▶ _PROBLEM DESCRIPTION_
Spot every line with the word "amount" and return it.

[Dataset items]
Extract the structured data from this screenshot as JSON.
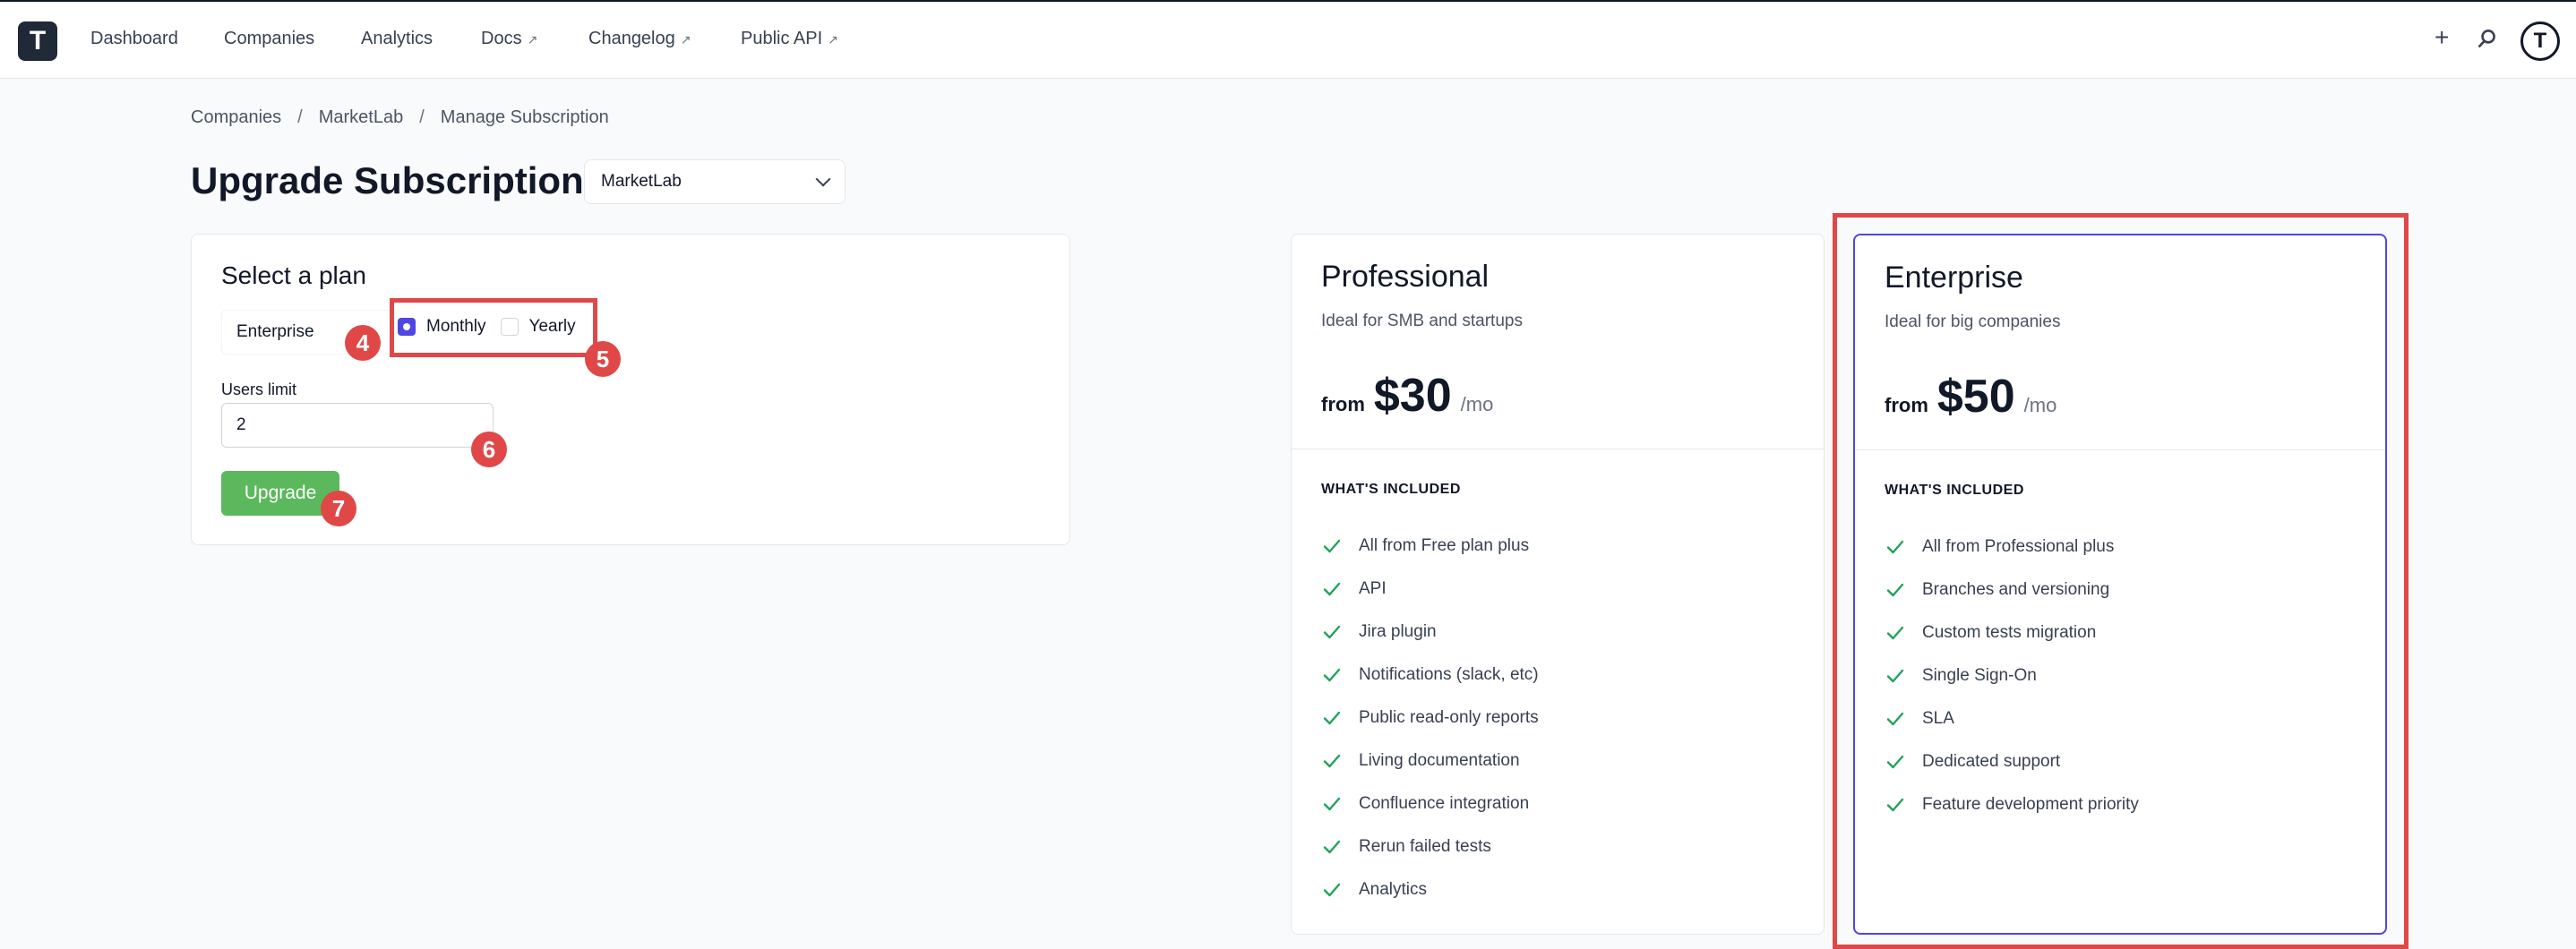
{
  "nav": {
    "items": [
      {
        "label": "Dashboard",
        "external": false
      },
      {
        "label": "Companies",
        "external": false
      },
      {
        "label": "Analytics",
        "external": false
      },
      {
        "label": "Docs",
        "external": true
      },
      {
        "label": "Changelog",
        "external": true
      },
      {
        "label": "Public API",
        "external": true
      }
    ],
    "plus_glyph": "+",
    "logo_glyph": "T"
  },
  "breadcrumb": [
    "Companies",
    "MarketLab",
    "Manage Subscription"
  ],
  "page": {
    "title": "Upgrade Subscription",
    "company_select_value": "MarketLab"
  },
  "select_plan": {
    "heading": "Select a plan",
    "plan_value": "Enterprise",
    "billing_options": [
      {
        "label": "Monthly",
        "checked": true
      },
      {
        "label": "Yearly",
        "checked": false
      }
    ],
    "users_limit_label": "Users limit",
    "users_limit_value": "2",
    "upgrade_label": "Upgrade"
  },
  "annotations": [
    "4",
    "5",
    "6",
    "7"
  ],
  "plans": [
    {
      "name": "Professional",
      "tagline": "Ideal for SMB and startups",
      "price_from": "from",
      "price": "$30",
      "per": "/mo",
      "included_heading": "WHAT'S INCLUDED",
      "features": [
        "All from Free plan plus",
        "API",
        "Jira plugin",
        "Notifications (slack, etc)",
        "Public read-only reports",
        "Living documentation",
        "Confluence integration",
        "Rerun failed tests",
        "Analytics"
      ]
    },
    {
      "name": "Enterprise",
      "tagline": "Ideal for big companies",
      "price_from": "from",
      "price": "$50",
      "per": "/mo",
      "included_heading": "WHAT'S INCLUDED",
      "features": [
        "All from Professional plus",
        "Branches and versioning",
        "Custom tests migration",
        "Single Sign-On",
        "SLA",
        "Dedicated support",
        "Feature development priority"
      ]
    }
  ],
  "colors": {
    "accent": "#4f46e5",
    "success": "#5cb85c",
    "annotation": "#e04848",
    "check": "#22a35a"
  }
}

---

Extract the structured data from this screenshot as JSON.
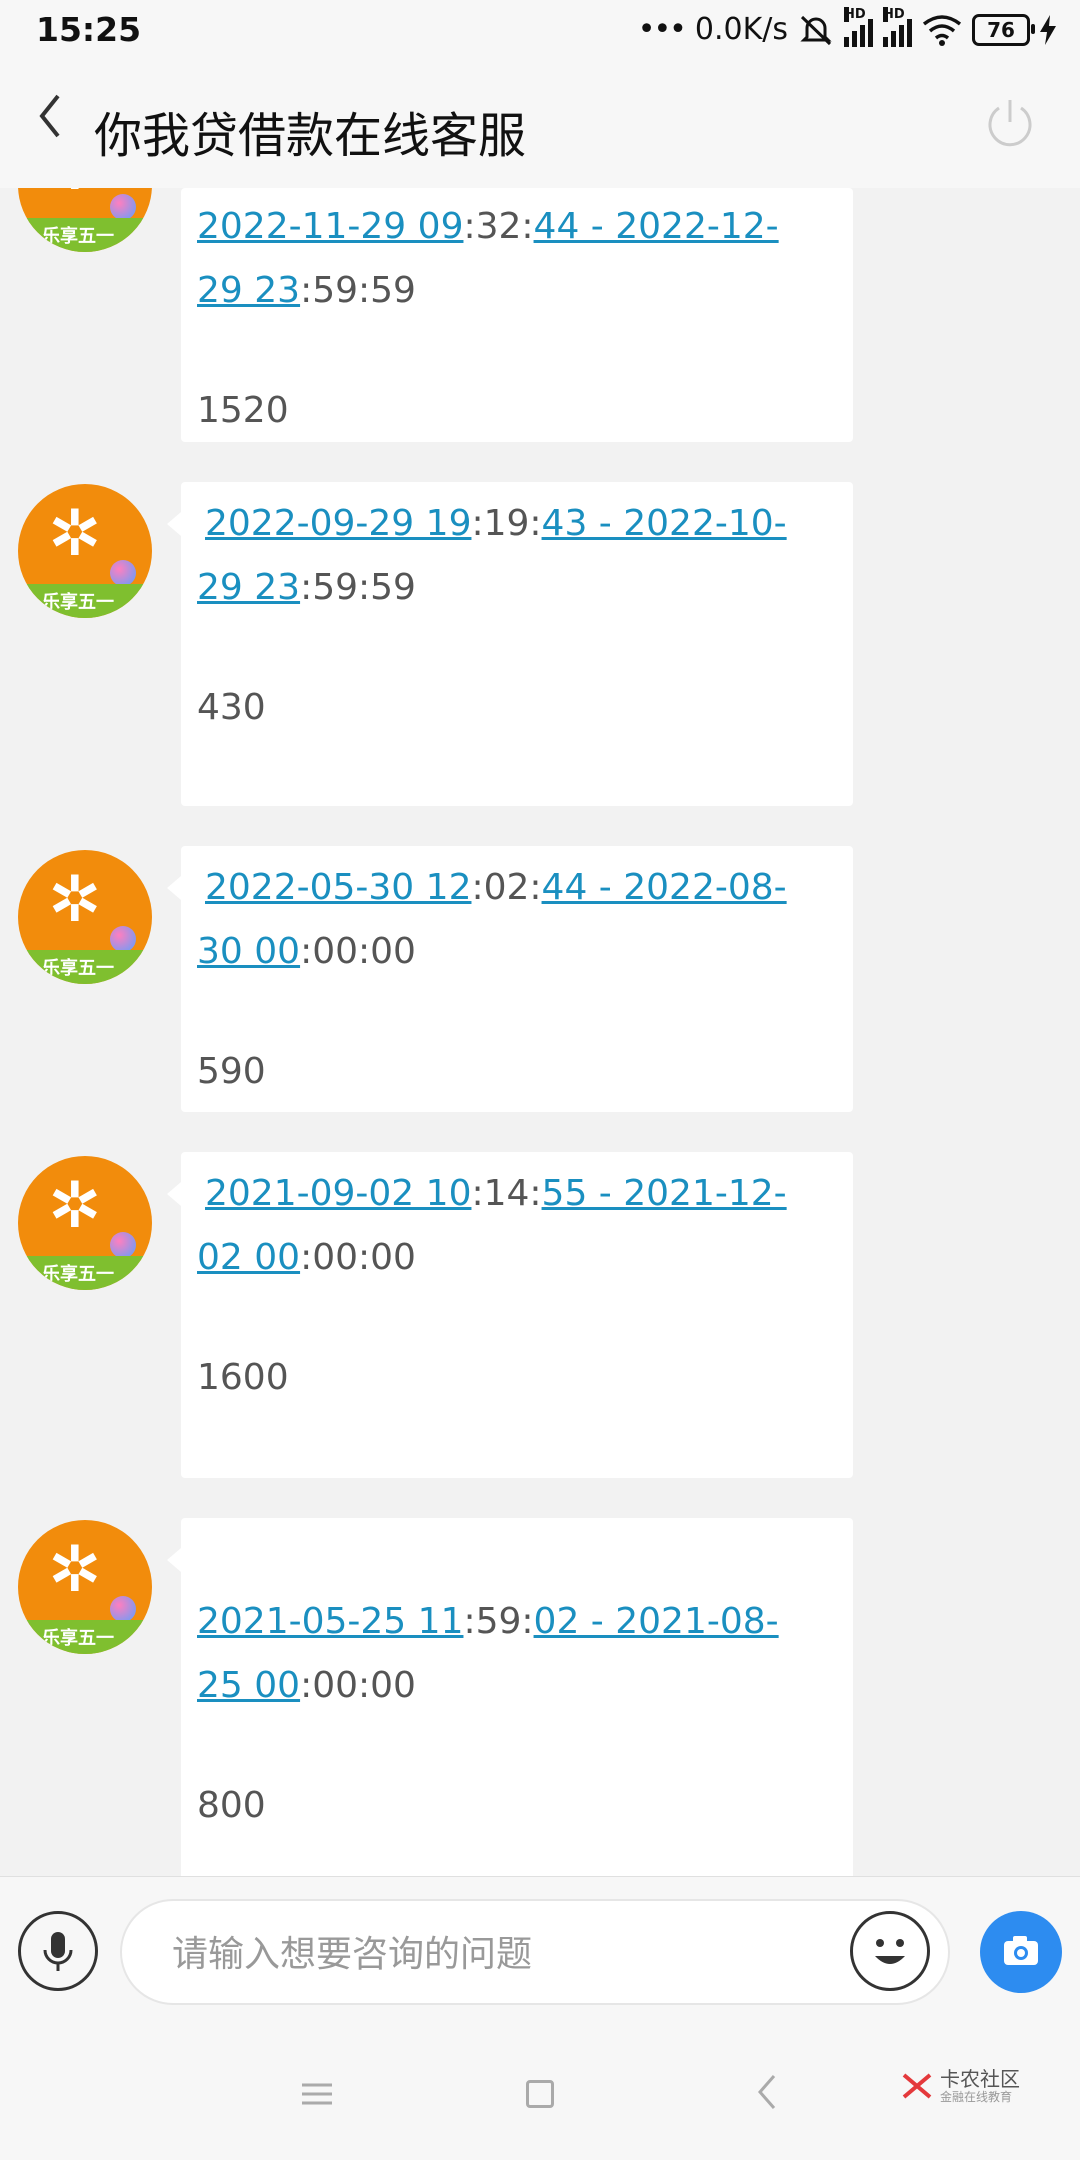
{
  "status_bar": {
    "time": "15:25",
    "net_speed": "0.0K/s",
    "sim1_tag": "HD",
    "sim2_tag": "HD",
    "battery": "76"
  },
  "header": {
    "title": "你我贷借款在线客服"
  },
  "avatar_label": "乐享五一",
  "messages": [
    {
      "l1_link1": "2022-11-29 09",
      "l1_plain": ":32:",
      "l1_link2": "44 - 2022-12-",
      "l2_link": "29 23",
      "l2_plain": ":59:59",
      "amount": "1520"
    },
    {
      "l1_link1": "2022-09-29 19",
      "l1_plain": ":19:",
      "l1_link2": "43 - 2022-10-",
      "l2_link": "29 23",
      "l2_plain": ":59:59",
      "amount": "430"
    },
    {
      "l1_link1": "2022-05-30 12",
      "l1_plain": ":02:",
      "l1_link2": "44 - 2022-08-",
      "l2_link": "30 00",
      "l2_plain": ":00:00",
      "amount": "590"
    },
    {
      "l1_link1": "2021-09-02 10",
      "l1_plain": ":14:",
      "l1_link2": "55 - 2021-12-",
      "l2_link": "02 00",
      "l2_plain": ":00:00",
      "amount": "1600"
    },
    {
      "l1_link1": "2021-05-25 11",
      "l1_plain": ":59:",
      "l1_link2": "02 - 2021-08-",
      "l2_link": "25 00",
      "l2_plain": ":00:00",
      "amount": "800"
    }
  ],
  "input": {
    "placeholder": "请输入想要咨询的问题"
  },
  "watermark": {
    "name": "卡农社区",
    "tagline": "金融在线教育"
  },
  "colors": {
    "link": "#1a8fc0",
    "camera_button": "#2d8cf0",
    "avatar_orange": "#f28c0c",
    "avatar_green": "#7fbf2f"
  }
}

▶ _RESPONSE TO THIS TASK_
      "amount": "1520"
      "amount": "430"
      "amount": "590"
      "amount": "1600"
      "amount": "800"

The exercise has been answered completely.